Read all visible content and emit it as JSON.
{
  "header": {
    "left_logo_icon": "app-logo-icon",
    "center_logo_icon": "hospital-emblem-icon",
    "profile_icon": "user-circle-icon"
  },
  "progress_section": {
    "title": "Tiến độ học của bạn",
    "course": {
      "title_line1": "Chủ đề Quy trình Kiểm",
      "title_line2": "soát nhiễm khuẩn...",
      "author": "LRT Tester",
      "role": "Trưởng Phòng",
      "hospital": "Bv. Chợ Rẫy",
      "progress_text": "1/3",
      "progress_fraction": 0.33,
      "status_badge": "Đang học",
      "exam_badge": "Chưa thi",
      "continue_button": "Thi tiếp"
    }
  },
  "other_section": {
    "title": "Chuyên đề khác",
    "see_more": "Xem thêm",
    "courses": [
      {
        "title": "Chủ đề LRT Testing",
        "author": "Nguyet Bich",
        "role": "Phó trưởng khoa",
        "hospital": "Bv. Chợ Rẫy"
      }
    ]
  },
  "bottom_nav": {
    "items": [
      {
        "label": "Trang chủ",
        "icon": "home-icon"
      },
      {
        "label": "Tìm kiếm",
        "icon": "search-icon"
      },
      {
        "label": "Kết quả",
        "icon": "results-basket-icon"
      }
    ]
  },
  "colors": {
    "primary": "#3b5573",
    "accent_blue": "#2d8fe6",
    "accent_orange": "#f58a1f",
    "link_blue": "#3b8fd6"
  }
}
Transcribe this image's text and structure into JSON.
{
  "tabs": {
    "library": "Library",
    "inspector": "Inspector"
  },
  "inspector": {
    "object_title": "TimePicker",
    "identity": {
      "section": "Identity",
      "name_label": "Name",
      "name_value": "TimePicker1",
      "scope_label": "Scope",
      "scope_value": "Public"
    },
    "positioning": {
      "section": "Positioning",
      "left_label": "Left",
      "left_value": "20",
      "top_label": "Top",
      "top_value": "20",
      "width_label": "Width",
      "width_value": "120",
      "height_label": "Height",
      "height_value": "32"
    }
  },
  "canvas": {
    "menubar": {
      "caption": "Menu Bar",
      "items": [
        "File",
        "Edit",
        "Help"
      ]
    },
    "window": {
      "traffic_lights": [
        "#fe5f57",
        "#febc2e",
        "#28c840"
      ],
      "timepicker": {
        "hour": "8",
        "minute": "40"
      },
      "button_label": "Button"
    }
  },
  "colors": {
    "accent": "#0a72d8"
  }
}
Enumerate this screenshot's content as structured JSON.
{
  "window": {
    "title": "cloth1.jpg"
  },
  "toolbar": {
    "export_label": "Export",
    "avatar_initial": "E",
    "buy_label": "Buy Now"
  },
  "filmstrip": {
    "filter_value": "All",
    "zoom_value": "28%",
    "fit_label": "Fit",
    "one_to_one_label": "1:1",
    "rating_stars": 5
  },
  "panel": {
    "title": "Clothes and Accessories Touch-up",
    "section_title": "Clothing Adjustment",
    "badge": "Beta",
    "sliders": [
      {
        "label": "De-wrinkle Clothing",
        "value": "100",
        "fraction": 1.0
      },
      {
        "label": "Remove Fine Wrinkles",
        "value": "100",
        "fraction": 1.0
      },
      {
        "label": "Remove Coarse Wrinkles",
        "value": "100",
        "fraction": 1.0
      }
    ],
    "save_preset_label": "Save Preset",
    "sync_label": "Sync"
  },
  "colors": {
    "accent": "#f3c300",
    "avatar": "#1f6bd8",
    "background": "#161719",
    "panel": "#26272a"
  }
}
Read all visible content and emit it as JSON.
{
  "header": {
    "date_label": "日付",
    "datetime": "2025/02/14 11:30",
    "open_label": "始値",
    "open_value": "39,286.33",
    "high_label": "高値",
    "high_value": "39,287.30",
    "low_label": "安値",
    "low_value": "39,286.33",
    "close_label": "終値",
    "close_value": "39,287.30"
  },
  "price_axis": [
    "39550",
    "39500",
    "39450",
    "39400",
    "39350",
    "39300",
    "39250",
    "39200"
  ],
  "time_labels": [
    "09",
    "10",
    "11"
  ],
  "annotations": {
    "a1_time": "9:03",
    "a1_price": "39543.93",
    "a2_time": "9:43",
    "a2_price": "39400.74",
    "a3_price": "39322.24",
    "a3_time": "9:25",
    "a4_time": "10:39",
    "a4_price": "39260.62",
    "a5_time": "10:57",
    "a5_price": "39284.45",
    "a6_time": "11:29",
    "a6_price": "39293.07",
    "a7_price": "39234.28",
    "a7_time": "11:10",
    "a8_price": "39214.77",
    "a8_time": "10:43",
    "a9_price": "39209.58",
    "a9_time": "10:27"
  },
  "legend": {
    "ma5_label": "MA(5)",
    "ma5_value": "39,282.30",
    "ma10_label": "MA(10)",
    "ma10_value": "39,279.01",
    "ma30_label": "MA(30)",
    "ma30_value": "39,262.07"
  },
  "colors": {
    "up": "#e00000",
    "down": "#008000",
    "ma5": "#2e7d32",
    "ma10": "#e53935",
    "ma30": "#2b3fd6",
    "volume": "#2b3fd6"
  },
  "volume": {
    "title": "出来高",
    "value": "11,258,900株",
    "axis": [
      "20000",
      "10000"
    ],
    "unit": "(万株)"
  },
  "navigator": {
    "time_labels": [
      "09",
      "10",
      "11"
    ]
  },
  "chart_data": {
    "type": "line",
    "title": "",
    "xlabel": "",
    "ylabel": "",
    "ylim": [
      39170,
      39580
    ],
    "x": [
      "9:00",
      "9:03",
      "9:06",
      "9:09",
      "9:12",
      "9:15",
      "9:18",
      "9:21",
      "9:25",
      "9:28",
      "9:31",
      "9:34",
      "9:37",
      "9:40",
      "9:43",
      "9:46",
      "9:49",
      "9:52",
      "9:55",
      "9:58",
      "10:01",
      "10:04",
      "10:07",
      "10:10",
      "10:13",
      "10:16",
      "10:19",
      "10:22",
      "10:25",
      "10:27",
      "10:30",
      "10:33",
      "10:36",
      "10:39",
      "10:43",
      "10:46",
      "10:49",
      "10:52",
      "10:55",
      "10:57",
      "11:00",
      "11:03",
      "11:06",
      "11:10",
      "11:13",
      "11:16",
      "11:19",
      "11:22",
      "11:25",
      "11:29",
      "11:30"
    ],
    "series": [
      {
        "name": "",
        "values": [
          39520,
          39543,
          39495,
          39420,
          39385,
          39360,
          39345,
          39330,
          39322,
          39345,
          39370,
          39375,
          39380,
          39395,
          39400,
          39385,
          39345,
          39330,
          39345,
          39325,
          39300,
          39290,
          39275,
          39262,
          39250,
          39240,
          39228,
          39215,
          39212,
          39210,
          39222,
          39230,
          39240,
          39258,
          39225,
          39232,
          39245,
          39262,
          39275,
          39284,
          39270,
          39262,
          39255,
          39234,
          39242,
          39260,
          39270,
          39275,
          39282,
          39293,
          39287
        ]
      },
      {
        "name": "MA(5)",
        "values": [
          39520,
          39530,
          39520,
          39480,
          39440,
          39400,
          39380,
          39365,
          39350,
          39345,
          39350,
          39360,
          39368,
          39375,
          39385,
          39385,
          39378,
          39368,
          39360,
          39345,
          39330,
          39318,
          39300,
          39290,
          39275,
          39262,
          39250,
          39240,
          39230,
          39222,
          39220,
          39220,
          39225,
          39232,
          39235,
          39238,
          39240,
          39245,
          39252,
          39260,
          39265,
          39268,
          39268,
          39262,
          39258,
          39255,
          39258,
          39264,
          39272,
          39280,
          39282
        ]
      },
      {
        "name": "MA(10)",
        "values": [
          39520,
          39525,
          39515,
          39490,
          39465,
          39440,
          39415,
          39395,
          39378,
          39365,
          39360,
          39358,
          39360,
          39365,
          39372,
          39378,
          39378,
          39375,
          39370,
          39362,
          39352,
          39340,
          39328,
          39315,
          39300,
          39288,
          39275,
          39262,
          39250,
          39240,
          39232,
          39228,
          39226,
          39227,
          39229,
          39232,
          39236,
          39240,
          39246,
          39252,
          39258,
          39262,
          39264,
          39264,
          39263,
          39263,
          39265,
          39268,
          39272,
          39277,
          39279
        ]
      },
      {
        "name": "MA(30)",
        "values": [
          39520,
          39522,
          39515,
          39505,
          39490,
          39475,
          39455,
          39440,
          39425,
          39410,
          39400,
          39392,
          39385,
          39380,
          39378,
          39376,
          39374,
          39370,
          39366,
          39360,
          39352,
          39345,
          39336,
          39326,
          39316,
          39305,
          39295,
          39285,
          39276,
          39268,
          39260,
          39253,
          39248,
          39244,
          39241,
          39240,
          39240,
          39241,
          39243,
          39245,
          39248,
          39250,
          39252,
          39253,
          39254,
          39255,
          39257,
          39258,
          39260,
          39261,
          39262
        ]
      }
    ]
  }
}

-- TASK PROMPT --
Select every line of the records holding the string "icon".

-- RESULT OF THE TASK --
    "left_logo_icon": "app-logo-icon",
    "center_logo_icon": "hospital-emblem-icon",
    "profile_icon": "user-circle-icon"
        "icon": "home-icon"
        "icon": "search-icon"
        "icon": "results-basket-icon"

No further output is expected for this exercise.